→ Tâche à faire: Recopiez mot pour mot tout l'entretien avec Nathaniel Olympio, du début à la fin.

→ Texte choisi:
☆ ☆ ☆

Dans cette interview accordée au confrère “Liberté” dans sa parution N°3965 du vendredi 15 Novembre 2024, le président du Parti des Togolais, Nathaniel Olympio, commente les derniers développements de l’actualité sociopolitique togolaise. Lisez!
Q : La Constitution a été promulguée depuis le 6 mai 2024 et tout semble en route pour un basculement total dans la Ve République d’ici cinq mois. Et pourtant, depuis le premier vote d’adoption de cette Constitution par l’Assemblée nationale en mars dernier, vous continuez à la contester. N’est-ce pas trop tard ?
R : Non, il n’est pas trop tard. A titre d’exemple, je vous rappelle qu’en Guinée, l’ancien président Alpha Condé a changé la Constitution pour forcer un troisième mandat. Cela a suscité de grandes manifestations de contestation réprimées dans le sang. Au final, c’est après un an de lutte qu’il est tombé. Donc, la persévérance est nécessaire.
Q : Qu’est-ce qui vous motive autant ?
R : Je continue ce combat parce que j’aime le Togo et je ne peux pas supporter de voir les Togolais souffrir à cause de la mauvaise gouvernance, particulièrement depuis ces 20 dernières années. Et aussi, parce que ce pouvoir sert uniquement les intérêts d’une minorité qui accapare impunément les richesses du pays. Faure Gnassingbé le sait, mais cela ne semble pas le déranger.

☆ ☆ ☆

→ Matériel fourni:
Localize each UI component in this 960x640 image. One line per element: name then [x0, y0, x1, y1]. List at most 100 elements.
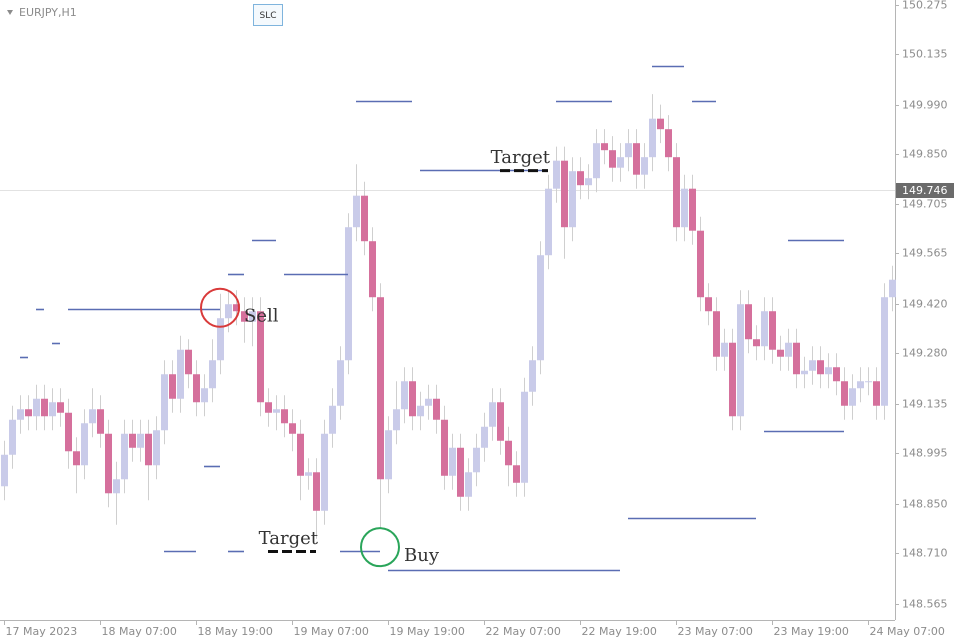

☆ ☆ ☆

→ Réponse attendue:
Dans cette interview accordée au confrère “Liberté” dans sa parution N°3965 du vendredi 15 Novembre 2024, le président du Parti des Togolais, Nathaniel Olympio, commente les derniers développements de l’actualité sociopolitique togolaise. Lisez!
Q : La Constitution a été promulguée depuis le 6 mai 2024 et tout semble en route pour un basculement total dans la Ve République d’ici cinq mois. Et pourtant, depuis le premier vote d’adoption de cette Constitution par l’Assemblée nationale en mars dernier, vous continuez à la contester. N’est-ce pas trop tard ?
R : Non, il n’est pas trop tard. A titre d’exemple, je vous rappelle qu’en Guinée, l’ancien président Alpha Condé a changé la Constitution pour forcer un troisième mandat. Cela a suscité de grandes manifestations de contestation réprimées dans le sang. Au final, c’est après un an de lutte qu’il est tombé. Donc, la persévérance est nécessaire.
Q : Qu’est-ce qui vous motive autant ?
R : Je continue ce combat parce que j’aime le Togo et je ne peux pas supporter de voir les Togolais souffrir à cause de la mauvaise gouvernance, particulièrement depuis ces 20 dernières années. Et aussi, parce que ce pouvoir sert uniquement les intérêts d’une minorité qui accapare impunément les richesses du pays. Faure Gnassingbé le sait, mais cela ne semble pas le déranger.